> Records for the exercise:
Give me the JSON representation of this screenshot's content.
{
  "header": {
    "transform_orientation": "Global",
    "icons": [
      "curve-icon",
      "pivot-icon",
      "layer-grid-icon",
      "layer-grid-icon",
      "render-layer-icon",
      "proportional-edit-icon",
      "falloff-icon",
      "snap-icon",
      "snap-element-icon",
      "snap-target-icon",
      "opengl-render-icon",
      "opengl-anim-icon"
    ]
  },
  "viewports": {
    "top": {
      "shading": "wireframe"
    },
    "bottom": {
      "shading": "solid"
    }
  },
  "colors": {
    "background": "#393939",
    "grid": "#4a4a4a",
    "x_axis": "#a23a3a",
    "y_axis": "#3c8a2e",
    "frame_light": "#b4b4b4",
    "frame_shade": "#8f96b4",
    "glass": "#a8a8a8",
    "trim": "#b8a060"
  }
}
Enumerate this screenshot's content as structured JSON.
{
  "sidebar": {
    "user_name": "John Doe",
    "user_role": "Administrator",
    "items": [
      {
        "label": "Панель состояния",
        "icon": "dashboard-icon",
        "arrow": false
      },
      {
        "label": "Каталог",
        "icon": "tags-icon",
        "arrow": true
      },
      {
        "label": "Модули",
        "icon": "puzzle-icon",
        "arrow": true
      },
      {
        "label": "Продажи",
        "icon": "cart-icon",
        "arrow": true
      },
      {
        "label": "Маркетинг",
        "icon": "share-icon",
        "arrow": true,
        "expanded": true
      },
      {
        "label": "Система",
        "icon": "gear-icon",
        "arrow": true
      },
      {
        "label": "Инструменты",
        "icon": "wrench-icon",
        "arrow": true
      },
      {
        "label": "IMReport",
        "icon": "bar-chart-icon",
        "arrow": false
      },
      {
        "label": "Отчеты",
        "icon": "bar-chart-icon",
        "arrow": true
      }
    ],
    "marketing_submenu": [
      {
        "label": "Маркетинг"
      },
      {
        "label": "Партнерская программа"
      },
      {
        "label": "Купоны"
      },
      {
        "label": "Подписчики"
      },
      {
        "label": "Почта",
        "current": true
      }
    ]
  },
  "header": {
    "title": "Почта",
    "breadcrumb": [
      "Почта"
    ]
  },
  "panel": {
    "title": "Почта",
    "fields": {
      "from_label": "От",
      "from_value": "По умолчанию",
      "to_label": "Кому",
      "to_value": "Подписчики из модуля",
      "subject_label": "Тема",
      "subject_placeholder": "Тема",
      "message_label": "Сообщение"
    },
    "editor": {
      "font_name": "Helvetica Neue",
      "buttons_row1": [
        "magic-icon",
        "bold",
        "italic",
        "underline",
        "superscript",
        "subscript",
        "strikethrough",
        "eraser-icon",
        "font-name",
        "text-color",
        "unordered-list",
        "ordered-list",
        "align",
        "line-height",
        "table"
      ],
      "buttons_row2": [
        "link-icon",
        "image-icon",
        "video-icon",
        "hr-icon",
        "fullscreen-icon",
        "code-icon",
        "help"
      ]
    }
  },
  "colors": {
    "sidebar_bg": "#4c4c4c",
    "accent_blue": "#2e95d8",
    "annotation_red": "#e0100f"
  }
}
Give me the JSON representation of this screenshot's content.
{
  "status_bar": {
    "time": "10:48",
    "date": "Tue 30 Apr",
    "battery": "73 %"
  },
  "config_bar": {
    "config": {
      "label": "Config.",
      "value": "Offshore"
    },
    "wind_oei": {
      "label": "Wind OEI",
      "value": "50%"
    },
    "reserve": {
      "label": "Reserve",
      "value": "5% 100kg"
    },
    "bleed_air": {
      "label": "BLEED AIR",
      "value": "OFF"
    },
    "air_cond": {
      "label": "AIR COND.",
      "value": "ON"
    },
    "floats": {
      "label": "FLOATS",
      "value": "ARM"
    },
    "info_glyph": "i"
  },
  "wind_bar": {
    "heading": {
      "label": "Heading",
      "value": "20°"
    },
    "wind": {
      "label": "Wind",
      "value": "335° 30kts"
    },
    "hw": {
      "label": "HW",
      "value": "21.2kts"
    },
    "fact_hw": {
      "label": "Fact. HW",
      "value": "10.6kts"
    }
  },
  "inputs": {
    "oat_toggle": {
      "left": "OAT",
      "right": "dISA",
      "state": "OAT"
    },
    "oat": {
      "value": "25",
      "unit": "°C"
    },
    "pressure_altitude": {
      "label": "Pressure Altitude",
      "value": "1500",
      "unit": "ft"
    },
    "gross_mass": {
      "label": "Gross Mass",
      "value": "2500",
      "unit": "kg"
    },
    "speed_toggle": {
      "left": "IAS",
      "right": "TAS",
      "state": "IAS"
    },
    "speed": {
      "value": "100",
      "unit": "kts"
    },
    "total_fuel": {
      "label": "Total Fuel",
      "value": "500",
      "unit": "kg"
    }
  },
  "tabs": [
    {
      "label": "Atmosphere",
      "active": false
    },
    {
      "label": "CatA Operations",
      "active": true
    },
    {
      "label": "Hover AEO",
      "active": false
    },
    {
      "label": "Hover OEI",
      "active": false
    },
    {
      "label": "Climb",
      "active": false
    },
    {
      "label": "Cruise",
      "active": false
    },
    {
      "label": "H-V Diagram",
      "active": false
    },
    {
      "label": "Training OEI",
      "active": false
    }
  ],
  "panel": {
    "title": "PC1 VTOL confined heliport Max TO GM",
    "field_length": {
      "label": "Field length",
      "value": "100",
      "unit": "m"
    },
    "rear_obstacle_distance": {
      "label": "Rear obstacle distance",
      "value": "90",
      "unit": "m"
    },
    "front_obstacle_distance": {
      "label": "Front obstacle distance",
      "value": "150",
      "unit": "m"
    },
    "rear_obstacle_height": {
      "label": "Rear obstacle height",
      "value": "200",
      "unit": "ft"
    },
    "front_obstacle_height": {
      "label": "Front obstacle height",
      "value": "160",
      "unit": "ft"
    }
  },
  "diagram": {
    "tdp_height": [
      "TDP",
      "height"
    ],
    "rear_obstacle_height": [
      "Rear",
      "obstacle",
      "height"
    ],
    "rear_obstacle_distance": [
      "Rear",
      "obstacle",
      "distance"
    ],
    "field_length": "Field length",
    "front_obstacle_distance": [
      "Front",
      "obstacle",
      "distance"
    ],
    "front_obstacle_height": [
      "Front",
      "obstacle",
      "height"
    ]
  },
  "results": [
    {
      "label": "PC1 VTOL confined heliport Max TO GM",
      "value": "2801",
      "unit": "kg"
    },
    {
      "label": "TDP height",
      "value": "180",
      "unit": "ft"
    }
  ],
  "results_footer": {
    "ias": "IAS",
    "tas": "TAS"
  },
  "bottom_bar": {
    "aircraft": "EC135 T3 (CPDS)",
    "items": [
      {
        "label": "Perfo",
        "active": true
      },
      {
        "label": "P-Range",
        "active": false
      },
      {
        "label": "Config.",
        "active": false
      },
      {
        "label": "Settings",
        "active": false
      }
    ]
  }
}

> What you are asked to do:
The records above need to be transcribed in full. Keep every character unchanged.

> Reply to the task:
Give me the JSON representation of this screenshot's content.
{
  "header": {
    "transform_orientation": "Global",
    "icons": [
      "curve-icon",
      "pivot-icon",
      "layer-grid-icon",
      "layer-grid-icon",
      "render-layer-icon",
      "proportional-edit-icon",
      "falloff-icon",
      "snap-icon",
      "snap-element-icon",
      "snap-target-icon",
      "opengl-render-icon",
      "opengl-anim-icon"
    ]
  },
  "viewports": {
    "top": {
      "shading": "wireframe"
    },
    "bottom": {
      "shading": "solid"
    }
  },
  "colors": {
    "background": "#393939",
    "grid": "#4a4a4a",
    "x_axis": "#a23a3a",
    "y_axis": "#3c8a2e",
    "frame_light": "#b4b4b4",
    "frame_shade": "#8f96b4",
    "glass": "#a8a8a8",
    "trim": "#b8a060"
  }
}
Enumerate this screenshot's content as structured JSON.
{
  "sidebar": {
    "user_name": "John Doe",
    "user_role": "Administrator",
    "items": [
      {
        "label": "Панель состояния",
        "icon": "dashboard-icon",
        "arrow": false
      },
      {
        "label": "Каталог",
        "icon": "tags-icon",
        "arrow": true
      },
      {
        "label": "Модули",
        "icon": "puzzle-icon",
        "arrow": true
      },
      {
        "label": "Продажи",
        "icon": "cart-icon",
        "arrow": true
      },
      {
        "label": "Маркетинг",
        "icon": "share-icon",
        "arrow": true,
        "expanded": true
      },
      {
        "label": "Система",
        "icon": "gear-icon",
        "arrow": true
      },
      {
        "label": "Инструменты",
        "icon": "wrench-icon",
        "arrow": true
      },
      {
        "label": "IMReport",
        "icon": "bar-chart-icon",
        "arrow": false
      },
      {
        "label": "Отчеты",
        "icon": "bar-chart-icon",
        "arrow": true
      }
    ],
    "marketing_submenu": [
      {
        "label": "Маркетинг"
      },
      {
        "label": "Партнерская программа"
      },
      {
        "label": "Купоны"
      },
      {
        "label": "Подписчики"
      },
      {
        "label": "Почта",
        "current": true
      }
    ]
  },
  "header": {
    "title": "Почта",
    "breadcrumb": [
      "Почта"
    ]
  },
  "panel": {
    "title": "Почта",
    "fields": {
      "from_label": "От",
      "from_value": "По умолчанию",
      "to_label": "Кому",
      "to_value": "Подписчики из модуля",
      "subject_label": "Тема",
      "subject_placeholder": "Тема",
      "message_label": "Сообщение"
    },
    "editor": {
      "font_name": "Helvetica Neue",
      "buttons_row1": [
        "magic-icon",
        "bold",
        "italic",
        "underline",
        "superscript",
        "subscript",
        "strikethrough",
        "eraser-icon",
        "font-name",
        "text-color",
        "unordered-list",
        "ordered-list",
        "align",
        "line-height",
        "table"
      ],
      "buttons_row2": [
        "link-icon",
        "image-icon",
        "video-icon",
        "hr-icon",
        "fullscreen-icon",
        "code-icon",
        "help"
      ]
    }
  },
  "colors": {
    "sidebar_bg": "#4c4c4c",
    "accent_blue": "#2e95d8",
    "annotation_red": "#e0100f"
  }
}
Give me the JSON representation of this screenshot's content.
{
  "status_bar": {
    "time": "10:48",
    "date": "Tue 30 Apr",
    "battery": "73 %"
  },
  "config_bar": {
    "config": {
      "label": "Config.",
      "value": "Offshore"
    },
    "wind_oei": {
      "label": "Wind OEI",
      "value": "50%"
    },
    "reserve": {
      "label": "Reserve",
      "value": "5% 100kg"
    },
    "bleed_air": {
      "label": "BLEED AIR",
      "value": "OFF"
    },
    "air_cond": {
      "label": "AIR COND.",
      "value": "ON"
    },
    "floats": {
      "label": "FLOATS",
      "value": "ARM"
    },
    "info_glyph": "i"
  },
  "wind_bar": {
    "heading": {
      "label": "Heading",
      "value": "20°"
    },
    "wind": {
      "label": "Wind",
      "value": "335° 30kts"
    },
    "hw": {
      "label": "HW",
      "value": "21.2kts"
    },
    "fact_hw": {
      "label": "Fact. HW",
      "value": "10.6kts"
    }
  },
  "inputs": {
    "oat_toggle": {
      "left": "OAT",
      "right": "dISA",
      "state": "OAT"
    },
    "oat": {
      "value": "25",
      "unit": "°C"
    },
    "pressure_altitude": {
      "label": "Pressure Altitude",
      "value": "1500",
      "unit": "ft"
    },
    "gross_mass": {
      "label": "Gross Mass",
      "value": "2500",
      "unit": "kg"
    },
    "speed_toggle": {
      "left": "IAS",
      "right": "TAS",
      "state": "IAS"
    },
    "speed": {
      "value": "100",
      "unit": "kts"
    },
    "total_fuel": {
      "label": "Total Fuel",
      "value": "500",
      "unit": "kg"
    }
  },
  "tabs": [
    {
      "label": "Atmosphere",
      "active": false
    },
    {
      "label": "CatA Operations",
      "active": true
    },
    {
      "label": "Hover AEO",
      "active": false
    },
    {
      "label": "Hover OEI",
      "active": false
    },
    {
      "label": "Climb",
      "active": false
    },
    {
      "label": "Cruise",
      "active": false
    },
    {
      "label": "H-V Diagram",
      "active": false
    },
    {
      "label": "Training OEI",
      "active": false
    }
  ],
  "panel": {
    "title": "PC1 VTOL confined heliport Max TO GM",
    "field_length": {
      "label": "Field length",
      "value": "100",
      "unit": "m"
    },
    "rear_obstacle_distance": {
      "label": "Rear obstacle distance",
      "value": "90",
      "unit": "m"
    },
    "front_obstacle_distance": {
      "label": "Front obstacle distance",
      "value": "150",
      "unit": "m"
    },
    "rear_obstacle_height": {
      "label": "Rear obstacle height",
      "value": "200",
      "unit": "ft"
    },
    "front_obstacle_height": {
      "label": "Front obstacle height",
      "value": "160",
      "unit": "ft"
    }
  },
  "diagram": {
    "tdp_height": [
      "TDP",
      "height"
    ],
    "rear_obstacle_height": [
      "Rear",
      "obstacle",
      "height"
    ],
    "rear_obstacle_distance": [
      "Rear",
      "obstacle",
      "distance"
    ],
    "field_length": "Field length",
    "front_obstacle_distance": [
      "Front",
      "obstacle",
      "distance"
    ],
    "front_obstacle_height": [
      "Front",
      "obstacle",
      "height"
    ]
  },
  "results": [
    {
      "label": "PC1 VTOL confined heliport Max TO GM",
      "value": "2801",
      "unit": "kg"
    },
    {
      "label": "TDP height",
      "value": "180",
      "unit": "ft"
    }
  ],
  "results_footer": {
    "ias": "IAS",
    "tas": "TAS"
  },
  "bottom_bar": {
    "aircraft": "EC135 T3 (CPDS)",
    "items": [
      {
        "label": "Perfo",
        "active": true
      },
      {
        "label": "P-Range",
        "active": false
      },
      {
        "label": "Config.",
        "active": false
      },
      {
        "label": "Settings",
        "active": false
      }
    ]
  }
}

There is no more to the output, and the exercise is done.